■ Your goal ■
Repeat exactly the lines that run from the one containing "Give me the JSON data" to the end of the data, and leave out all others.

■ Record excerpts ■
'''

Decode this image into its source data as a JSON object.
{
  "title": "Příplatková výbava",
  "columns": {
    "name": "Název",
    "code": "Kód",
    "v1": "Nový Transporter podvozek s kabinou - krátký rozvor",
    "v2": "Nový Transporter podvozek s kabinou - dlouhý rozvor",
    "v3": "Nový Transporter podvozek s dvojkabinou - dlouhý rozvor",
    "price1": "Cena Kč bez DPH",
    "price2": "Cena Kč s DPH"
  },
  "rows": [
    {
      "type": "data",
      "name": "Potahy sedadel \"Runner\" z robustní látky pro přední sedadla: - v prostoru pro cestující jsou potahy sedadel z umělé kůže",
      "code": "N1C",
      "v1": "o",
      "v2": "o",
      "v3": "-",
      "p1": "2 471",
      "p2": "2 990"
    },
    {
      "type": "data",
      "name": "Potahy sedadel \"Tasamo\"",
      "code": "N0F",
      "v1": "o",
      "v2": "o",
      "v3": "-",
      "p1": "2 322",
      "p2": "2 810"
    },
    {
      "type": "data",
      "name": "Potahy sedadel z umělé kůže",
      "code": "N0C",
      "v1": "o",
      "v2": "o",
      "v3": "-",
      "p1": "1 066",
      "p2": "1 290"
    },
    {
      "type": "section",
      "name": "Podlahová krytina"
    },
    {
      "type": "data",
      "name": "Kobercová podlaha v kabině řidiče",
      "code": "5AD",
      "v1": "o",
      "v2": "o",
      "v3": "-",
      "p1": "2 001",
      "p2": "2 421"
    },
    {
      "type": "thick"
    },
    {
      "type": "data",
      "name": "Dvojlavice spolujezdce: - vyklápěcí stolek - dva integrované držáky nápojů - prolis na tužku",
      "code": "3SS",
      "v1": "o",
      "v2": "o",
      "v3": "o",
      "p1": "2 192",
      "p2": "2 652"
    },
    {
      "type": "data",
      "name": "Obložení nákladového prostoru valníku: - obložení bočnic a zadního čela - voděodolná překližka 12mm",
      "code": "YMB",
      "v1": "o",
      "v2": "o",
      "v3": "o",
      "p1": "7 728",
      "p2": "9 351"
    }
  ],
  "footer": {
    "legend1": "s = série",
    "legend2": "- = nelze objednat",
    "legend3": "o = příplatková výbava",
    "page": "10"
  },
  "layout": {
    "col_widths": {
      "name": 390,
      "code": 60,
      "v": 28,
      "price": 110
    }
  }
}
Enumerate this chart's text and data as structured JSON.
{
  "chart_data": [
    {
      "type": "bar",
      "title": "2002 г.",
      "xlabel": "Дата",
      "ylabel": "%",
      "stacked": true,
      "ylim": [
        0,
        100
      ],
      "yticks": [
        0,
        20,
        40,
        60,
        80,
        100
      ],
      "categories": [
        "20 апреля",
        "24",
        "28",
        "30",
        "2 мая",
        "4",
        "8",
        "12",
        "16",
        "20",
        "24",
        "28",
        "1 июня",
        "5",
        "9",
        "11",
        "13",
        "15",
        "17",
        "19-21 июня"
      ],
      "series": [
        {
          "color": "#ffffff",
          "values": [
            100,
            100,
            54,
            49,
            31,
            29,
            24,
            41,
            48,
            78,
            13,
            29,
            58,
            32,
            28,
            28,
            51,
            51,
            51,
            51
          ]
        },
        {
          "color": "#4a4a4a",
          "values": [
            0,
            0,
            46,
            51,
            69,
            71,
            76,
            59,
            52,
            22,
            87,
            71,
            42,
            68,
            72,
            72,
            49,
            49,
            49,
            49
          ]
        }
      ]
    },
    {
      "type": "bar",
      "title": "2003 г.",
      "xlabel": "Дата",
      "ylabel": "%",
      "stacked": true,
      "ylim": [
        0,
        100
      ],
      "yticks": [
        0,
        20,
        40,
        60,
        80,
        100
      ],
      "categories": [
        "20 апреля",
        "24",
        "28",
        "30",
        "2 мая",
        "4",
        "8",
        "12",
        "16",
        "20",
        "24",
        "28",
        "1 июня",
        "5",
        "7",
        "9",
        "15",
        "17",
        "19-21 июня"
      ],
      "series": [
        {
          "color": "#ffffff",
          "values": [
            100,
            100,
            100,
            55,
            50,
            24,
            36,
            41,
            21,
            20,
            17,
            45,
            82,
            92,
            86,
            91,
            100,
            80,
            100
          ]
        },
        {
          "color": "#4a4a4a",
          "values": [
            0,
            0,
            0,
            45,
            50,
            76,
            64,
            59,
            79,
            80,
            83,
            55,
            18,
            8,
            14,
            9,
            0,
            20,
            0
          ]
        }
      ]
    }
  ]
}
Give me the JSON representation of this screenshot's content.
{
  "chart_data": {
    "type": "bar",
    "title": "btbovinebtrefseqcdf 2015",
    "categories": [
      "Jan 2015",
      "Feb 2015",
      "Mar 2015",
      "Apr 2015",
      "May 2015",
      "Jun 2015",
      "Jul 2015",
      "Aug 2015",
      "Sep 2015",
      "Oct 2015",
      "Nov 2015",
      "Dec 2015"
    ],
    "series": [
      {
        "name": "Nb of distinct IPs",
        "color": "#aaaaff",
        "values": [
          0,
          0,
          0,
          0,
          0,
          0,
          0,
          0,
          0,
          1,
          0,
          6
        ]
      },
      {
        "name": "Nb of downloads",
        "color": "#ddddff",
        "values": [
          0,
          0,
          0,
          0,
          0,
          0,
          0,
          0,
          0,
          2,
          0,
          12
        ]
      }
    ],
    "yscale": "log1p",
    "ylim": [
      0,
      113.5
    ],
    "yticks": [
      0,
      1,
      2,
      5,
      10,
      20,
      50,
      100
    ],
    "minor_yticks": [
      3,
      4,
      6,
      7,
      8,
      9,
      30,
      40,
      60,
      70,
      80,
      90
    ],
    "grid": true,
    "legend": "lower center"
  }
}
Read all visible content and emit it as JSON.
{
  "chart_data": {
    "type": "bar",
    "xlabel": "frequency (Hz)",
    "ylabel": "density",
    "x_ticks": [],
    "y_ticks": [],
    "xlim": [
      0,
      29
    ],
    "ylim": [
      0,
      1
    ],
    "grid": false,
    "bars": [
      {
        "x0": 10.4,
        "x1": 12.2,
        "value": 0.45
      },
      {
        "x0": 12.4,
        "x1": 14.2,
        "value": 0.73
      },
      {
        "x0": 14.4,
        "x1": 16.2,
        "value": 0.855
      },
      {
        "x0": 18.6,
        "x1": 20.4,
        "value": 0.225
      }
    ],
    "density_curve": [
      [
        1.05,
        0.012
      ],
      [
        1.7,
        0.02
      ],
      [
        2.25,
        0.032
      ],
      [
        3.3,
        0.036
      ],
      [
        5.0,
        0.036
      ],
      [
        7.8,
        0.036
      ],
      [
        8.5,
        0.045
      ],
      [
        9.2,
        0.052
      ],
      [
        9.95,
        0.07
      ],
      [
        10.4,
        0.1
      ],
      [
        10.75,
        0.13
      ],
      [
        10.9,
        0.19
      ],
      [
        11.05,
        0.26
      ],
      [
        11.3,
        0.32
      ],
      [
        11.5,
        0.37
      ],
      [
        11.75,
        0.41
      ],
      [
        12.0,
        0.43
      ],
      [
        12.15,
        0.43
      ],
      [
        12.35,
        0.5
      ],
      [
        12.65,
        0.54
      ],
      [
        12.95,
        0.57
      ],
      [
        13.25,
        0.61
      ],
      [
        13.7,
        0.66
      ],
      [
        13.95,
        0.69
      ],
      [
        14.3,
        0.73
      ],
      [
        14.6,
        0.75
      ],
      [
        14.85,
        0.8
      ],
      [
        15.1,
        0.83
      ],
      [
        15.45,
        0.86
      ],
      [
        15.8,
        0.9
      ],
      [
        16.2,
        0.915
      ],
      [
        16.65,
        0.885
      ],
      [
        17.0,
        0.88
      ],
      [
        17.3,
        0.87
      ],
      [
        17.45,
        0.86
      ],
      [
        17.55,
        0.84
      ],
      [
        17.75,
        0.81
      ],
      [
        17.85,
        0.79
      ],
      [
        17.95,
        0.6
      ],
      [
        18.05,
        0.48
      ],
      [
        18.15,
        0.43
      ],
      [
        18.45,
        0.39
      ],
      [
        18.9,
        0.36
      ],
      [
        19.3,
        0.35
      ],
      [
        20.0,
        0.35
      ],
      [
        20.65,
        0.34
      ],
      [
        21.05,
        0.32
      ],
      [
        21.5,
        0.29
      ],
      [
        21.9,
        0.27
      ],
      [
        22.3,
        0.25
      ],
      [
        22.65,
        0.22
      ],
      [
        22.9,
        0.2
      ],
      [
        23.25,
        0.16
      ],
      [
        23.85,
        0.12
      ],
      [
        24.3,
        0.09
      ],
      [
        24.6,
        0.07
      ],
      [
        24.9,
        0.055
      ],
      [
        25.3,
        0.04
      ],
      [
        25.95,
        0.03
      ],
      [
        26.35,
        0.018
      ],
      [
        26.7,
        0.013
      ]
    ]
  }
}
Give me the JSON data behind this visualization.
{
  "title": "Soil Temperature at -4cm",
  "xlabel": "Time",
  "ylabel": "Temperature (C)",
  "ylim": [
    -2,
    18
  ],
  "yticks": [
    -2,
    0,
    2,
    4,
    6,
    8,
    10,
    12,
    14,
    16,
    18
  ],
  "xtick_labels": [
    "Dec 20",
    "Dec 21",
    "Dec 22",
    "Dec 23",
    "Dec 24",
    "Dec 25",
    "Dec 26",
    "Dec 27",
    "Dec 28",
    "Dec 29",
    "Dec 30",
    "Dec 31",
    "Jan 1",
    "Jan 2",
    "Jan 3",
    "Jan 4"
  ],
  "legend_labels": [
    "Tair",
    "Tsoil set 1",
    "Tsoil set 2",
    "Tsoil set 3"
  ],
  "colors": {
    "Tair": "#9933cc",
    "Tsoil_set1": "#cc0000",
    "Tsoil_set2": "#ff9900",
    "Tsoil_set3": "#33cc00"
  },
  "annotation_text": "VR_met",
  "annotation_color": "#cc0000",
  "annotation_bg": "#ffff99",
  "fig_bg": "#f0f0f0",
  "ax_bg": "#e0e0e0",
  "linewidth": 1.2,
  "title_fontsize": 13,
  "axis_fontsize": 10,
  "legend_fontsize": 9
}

'''

■ Answer to this problem ■
Give me the JSON data behind this visualization.
{
  "title": "Soil Temperature at -4cm",
  "xlabel": "Time",
  "ylabel": "Temperature (C)",
  "ylim": [
    -2,
    18
  ],
  "yticks": [
    -2,
    0,
    2,
    4,
    6,
    8,
    10,
    12,
    14,
    16,
    18
  ],
  "xtick_labels": [
    "Dec 20",
    "Dec 21",
    "Dec 22",
    "Dec 23",
    "Dec 24",
    "Dec 25",
    "Dec 26",
    "Dec 27",
    "Dec 28",
    "Dec 29",
    "Dec 30",
    "Dec 31",
    "Jan 1",
    "Jan 2",
    "Jan 3",
    "Jan 4"
  ],
  "legend_labels": [
    "Tair",
    "Tsoil set 1",
    "Tsoil set 2",
    "Tsoil set 3"
  ],
  "colors": {
    "Tair": "#9933cc",
    "Tsoil_set1": "#cc0000",
    "Tsoil_set2": "#ff9900",
    "Tsoil_set3": "#33cc00"
  },
  "annotation_text": "VR_met",
  "annotation_color": "#cc0000",
  "annotation_bg": "#ffff99",
  "fig_bg": "#f0f0f0",
  "ax_bg": "#e0e0e0",
  "linewidth": 1.2,
  "title_fontsize": 13,
  "axis_fontsize": 10,
  "legend_fontsize": 9
}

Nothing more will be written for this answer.